INPUT RECORDS:

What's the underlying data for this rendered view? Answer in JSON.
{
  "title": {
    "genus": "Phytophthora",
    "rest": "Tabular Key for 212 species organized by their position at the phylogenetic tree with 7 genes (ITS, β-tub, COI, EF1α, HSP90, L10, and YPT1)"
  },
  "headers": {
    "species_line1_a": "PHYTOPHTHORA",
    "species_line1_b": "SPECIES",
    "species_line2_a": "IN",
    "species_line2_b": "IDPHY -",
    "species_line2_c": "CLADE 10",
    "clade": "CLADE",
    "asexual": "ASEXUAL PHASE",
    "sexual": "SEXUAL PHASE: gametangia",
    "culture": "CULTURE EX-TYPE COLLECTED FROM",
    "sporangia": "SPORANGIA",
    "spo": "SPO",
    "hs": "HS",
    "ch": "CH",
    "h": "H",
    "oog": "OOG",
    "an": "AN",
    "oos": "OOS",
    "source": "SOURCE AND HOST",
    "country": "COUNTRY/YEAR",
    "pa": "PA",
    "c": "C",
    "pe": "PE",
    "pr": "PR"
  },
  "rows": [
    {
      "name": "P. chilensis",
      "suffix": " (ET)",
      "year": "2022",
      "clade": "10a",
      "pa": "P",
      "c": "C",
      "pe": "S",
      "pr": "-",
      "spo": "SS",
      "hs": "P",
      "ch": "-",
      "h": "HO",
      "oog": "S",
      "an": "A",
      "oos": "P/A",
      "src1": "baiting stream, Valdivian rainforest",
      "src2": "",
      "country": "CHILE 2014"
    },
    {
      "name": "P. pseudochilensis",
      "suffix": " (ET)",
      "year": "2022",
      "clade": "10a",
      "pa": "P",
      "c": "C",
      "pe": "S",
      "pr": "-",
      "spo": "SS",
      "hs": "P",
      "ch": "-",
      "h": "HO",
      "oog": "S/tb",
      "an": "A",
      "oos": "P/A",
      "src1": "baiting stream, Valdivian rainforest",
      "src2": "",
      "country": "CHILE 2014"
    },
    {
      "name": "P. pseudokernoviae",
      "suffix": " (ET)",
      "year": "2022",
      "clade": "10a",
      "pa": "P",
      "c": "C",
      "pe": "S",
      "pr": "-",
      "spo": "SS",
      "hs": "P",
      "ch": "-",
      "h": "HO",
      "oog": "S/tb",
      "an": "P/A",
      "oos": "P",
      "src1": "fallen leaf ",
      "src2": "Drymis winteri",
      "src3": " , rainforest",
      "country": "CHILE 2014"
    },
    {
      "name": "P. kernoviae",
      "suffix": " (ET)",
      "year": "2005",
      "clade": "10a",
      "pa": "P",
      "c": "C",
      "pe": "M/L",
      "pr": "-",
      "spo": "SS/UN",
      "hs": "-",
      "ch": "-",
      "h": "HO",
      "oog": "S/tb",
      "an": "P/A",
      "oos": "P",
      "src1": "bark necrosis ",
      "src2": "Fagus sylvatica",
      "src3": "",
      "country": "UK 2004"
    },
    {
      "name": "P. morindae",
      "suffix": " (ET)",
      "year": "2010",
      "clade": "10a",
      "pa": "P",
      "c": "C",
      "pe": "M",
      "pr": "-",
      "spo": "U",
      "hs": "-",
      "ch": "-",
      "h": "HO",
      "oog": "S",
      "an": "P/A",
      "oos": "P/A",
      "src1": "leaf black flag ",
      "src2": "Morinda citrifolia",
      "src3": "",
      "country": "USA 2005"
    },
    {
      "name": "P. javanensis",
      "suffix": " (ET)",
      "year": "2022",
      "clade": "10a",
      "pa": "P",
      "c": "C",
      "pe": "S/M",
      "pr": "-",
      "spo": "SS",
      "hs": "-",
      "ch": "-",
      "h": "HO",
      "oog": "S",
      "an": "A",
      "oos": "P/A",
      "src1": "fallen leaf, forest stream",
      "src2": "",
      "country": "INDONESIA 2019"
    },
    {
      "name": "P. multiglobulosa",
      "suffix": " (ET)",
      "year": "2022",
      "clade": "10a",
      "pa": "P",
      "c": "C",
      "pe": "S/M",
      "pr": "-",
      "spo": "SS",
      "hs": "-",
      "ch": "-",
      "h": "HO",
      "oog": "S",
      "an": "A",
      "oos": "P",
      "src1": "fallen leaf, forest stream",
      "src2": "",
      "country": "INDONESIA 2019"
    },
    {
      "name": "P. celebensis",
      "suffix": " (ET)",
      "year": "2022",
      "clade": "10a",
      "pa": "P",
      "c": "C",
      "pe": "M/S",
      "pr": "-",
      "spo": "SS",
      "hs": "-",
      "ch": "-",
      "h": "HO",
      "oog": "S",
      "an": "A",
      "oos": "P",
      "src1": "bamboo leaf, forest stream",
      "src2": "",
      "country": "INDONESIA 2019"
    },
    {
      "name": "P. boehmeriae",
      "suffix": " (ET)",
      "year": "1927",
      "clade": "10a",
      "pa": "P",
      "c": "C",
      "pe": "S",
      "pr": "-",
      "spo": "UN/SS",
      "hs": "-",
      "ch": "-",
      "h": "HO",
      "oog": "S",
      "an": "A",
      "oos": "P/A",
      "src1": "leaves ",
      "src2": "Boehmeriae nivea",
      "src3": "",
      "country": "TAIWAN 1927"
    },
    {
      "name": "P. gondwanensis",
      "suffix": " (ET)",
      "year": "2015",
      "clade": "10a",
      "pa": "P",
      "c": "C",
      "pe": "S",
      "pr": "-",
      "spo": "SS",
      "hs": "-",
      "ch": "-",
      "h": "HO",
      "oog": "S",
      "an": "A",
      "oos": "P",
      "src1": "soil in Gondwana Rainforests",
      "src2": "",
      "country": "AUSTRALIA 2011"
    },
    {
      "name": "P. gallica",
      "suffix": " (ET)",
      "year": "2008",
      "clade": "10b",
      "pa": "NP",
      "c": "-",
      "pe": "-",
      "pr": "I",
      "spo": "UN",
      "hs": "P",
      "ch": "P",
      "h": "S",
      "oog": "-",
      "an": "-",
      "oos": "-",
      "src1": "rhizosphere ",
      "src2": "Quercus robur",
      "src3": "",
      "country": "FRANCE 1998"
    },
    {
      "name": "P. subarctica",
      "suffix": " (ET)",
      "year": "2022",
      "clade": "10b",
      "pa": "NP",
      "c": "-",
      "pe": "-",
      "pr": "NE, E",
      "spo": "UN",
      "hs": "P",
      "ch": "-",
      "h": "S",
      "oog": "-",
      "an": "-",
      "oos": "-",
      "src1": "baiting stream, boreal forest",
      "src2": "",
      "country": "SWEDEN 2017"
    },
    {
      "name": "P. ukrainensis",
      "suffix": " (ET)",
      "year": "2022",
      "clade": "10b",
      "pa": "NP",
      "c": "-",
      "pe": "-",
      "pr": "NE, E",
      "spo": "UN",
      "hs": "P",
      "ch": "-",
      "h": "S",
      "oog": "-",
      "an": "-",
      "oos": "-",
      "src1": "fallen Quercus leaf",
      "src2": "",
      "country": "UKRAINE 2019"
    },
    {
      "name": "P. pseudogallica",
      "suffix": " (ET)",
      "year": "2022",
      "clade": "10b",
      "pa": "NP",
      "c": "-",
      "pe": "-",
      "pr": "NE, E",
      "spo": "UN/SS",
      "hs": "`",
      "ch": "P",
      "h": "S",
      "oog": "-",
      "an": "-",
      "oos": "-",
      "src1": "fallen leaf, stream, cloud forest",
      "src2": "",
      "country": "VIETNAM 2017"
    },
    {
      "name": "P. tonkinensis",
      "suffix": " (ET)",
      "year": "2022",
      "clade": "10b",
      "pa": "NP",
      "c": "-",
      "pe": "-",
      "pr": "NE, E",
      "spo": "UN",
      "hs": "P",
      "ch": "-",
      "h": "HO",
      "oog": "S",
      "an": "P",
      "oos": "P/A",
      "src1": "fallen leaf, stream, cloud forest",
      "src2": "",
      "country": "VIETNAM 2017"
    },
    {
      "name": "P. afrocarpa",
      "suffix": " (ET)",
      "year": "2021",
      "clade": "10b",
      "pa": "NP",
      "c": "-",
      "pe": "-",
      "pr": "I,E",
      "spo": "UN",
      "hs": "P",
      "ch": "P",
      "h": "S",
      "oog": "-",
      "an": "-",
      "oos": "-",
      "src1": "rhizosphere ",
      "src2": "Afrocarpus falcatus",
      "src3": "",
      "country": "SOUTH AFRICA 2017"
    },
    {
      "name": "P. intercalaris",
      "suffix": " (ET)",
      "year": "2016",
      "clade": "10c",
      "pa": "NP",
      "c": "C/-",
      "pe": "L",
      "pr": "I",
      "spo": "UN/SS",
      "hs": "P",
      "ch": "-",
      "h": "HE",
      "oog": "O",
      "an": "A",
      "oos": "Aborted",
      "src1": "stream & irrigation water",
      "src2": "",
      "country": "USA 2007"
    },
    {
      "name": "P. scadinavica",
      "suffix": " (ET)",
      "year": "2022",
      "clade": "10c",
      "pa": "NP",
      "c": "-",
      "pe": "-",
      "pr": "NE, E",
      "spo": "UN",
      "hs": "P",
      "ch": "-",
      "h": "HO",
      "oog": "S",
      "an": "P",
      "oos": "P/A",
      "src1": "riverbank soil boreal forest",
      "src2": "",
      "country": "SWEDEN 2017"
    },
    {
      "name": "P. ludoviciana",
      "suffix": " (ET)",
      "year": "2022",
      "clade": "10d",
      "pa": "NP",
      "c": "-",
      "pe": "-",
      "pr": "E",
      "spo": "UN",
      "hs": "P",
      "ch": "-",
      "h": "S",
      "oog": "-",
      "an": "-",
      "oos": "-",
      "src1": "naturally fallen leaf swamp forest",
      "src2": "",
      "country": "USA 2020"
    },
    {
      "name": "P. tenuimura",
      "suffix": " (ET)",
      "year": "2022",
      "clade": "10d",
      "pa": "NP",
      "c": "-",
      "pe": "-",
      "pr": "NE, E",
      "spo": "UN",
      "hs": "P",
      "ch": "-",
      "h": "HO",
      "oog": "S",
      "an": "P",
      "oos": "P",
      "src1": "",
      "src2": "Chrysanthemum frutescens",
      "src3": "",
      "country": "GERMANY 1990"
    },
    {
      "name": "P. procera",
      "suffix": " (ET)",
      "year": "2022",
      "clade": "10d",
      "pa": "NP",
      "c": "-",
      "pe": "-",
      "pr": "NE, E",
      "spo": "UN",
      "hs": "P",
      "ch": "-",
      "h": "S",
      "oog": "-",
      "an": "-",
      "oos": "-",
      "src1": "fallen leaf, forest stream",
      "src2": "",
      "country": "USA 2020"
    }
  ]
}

DIRECTIONS: Each line above that contains the string "PHASE" should be identified and copied.

ANSWER BOX:
    "asexual": "ASEXUAL PHASE",
    "sexual": "SEXUAL PHASE: gametangia",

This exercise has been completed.